> [Dataset excerpts]:
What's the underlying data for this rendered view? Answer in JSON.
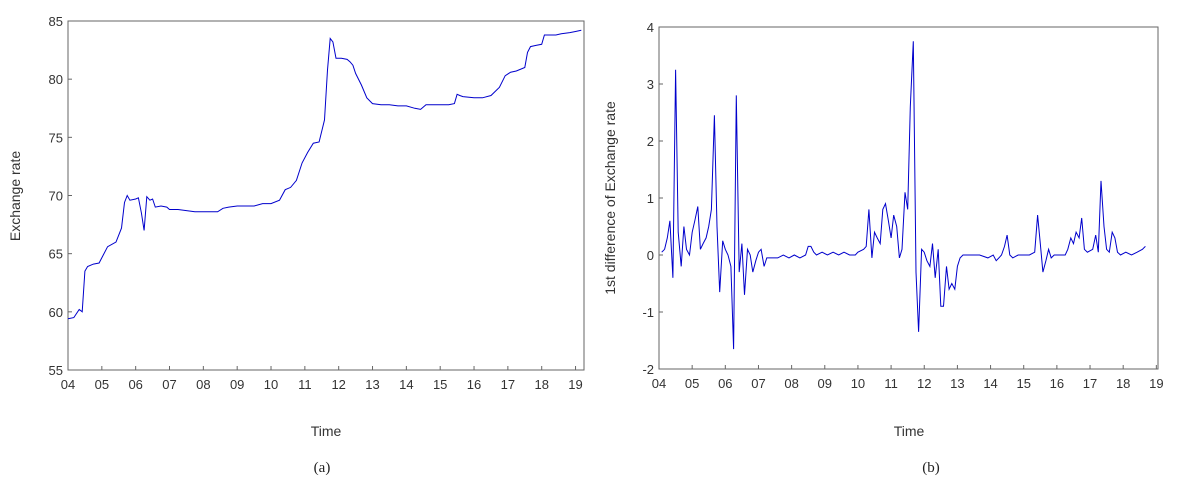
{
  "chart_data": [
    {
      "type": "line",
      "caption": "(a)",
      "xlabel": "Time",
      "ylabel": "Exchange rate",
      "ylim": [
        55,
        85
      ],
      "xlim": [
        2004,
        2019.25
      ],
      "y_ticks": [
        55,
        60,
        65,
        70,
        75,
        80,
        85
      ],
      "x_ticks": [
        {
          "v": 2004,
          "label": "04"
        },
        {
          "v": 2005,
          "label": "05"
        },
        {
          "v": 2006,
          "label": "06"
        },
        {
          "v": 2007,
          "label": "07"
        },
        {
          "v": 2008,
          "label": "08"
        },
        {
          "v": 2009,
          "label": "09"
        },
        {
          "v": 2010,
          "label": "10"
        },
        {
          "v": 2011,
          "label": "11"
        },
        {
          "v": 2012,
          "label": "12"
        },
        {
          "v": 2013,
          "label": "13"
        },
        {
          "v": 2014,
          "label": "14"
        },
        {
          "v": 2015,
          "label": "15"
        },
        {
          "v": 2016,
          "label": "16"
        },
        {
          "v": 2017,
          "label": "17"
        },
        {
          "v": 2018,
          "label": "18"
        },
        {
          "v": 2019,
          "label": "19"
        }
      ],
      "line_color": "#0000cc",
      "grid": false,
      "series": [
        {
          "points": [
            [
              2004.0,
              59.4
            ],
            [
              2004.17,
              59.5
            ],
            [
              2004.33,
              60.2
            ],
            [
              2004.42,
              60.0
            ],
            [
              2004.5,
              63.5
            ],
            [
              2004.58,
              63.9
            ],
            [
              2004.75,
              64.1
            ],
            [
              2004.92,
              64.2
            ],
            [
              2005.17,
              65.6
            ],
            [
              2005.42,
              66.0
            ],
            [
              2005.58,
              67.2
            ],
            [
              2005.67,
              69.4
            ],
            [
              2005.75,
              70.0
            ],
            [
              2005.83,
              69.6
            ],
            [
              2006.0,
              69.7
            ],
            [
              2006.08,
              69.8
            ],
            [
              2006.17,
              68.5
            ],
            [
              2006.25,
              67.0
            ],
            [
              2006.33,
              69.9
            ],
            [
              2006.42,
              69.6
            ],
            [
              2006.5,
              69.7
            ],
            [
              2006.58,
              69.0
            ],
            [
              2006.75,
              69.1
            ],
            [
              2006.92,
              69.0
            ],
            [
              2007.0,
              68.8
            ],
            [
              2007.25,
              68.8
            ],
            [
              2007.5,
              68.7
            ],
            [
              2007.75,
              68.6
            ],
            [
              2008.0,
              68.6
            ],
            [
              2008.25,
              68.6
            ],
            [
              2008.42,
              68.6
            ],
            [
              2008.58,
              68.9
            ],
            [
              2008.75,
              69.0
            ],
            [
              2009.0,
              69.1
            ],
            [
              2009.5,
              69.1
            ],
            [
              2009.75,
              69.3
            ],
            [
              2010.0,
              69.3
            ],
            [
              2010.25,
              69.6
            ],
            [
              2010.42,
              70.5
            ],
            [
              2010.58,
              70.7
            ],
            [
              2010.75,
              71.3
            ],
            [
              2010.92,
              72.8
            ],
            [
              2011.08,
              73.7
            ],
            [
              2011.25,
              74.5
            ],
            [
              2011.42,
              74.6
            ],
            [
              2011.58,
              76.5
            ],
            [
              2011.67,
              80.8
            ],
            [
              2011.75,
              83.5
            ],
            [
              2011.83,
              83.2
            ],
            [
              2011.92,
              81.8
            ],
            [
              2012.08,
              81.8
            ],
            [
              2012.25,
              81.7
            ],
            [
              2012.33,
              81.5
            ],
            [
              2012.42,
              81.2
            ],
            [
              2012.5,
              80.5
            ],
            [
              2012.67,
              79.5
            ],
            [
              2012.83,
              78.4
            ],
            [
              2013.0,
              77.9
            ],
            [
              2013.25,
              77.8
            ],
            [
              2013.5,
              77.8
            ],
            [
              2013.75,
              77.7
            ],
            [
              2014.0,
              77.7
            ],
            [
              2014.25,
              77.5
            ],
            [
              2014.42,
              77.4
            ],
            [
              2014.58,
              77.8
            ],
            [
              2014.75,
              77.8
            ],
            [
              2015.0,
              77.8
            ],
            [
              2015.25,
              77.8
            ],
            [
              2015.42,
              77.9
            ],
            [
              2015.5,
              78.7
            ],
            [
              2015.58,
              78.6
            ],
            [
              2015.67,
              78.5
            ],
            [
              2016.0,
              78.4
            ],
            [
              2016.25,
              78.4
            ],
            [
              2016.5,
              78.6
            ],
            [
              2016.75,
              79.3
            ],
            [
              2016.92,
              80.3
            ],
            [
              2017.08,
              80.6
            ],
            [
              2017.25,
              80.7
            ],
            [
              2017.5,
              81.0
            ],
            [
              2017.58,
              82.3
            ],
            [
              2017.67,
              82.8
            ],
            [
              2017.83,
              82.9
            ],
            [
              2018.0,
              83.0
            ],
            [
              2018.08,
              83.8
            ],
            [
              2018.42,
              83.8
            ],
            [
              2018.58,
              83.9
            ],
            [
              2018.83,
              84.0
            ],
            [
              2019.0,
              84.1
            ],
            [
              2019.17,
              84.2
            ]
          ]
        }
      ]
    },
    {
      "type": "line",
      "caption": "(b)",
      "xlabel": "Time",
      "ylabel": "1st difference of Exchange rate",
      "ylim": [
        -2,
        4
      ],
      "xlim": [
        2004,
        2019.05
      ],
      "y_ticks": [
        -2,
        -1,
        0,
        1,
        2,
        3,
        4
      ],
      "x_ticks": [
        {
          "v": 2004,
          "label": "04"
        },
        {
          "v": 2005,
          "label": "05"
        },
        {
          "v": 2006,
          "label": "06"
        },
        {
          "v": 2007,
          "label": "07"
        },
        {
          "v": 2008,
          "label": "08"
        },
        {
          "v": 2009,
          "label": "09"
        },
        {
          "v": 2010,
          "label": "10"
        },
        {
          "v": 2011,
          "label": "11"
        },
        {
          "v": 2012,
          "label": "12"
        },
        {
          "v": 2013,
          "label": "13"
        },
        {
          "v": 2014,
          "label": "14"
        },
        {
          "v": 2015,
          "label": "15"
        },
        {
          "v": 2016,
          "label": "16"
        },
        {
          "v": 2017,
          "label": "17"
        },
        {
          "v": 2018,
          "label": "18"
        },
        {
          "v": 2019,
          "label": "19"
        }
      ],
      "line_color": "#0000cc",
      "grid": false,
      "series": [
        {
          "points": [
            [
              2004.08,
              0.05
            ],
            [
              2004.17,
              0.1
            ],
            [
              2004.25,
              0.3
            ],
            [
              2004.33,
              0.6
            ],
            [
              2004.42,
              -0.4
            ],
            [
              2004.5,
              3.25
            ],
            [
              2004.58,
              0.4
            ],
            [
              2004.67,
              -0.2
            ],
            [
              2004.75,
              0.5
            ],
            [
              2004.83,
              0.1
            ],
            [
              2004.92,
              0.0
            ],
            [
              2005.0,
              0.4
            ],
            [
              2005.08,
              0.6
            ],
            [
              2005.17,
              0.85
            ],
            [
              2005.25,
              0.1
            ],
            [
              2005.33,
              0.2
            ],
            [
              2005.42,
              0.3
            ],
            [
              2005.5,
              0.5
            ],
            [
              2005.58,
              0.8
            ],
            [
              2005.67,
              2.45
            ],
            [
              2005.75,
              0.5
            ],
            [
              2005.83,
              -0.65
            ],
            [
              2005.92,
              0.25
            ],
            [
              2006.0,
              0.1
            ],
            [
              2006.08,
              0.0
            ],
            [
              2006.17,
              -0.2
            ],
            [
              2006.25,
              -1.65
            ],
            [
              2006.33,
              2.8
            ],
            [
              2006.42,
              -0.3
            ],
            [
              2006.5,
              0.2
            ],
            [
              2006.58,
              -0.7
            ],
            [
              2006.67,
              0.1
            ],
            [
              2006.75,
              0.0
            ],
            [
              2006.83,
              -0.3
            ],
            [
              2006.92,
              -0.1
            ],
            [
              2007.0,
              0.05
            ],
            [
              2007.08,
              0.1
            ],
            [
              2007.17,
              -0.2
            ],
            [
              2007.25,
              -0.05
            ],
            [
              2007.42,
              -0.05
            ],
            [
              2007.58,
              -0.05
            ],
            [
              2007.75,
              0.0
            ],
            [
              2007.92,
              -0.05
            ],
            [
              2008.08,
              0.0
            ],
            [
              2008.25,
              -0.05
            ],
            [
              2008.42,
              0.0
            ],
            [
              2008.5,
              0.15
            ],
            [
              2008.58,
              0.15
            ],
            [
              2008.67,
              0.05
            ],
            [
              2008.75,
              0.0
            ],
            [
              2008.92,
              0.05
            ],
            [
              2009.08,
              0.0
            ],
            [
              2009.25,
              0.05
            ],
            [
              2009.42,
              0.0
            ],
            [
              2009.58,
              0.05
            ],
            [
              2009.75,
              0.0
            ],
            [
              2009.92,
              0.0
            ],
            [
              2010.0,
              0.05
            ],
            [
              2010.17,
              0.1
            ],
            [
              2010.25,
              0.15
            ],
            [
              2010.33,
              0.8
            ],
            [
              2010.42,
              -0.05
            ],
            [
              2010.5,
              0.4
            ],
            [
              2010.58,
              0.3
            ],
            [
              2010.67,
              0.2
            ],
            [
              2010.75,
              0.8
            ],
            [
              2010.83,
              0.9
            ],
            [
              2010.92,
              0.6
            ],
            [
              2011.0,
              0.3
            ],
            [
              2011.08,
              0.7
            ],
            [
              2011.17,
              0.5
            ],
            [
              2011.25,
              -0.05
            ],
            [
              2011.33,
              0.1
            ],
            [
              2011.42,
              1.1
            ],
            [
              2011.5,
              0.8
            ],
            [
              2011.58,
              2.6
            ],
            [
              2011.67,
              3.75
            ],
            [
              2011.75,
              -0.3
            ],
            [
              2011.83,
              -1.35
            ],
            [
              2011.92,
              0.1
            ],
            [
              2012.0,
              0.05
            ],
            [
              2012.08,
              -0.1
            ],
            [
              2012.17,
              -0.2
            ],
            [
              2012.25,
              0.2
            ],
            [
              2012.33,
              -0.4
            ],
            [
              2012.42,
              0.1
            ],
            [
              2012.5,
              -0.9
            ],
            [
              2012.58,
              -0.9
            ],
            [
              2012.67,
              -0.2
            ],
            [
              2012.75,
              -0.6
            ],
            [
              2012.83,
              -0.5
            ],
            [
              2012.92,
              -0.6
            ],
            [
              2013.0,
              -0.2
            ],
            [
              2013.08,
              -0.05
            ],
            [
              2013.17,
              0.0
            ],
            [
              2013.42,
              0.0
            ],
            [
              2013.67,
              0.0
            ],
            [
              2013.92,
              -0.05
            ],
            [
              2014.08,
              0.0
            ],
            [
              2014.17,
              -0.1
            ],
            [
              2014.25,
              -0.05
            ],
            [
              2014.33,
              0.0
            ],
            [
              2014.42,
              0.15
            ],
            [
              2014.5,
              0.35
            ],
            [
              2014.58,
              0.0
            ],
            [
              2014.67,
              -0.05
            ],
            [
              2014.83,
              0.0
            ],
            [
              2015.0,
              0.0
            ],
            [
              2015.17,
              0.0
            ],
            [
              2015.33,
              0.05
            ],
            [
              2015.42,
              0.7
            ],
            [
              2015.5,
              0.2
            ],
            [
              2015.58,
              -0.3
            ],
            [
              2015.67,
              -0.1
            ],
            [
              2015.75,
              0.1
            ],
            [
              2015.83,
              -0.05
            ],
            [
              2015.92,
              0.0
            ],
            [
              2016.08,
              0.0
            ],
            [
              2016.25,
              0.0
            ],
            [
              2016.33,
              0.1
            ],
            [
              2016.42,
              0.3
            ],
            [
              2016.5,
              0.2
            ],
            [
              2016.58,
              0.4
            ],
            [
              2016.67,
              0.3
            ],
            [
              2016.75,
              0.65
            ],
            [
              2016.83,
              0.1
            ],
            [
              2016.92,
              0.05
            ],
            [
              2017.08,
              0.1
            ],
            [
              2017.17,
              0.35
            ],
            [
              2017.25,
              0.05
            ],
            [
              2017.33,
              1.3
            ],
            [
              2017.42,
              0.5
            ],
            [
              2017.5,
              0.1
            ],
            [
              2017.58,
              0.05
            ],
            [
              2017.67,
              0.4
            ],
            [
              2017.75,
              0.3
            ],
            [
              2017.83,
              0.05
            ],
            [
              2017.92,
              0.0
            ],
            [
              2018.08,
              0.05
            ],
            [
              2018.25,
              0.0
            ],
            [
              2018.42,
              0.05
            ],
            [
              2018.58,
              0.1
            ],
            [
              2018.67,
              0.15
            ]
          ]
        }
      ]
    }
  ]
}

> [Directive]: Return every line containing "Exchange".

> [Answer to this task]:
      "ylabel": "Exchange rate",
      "ylabel": "1st difference of Exchange rate",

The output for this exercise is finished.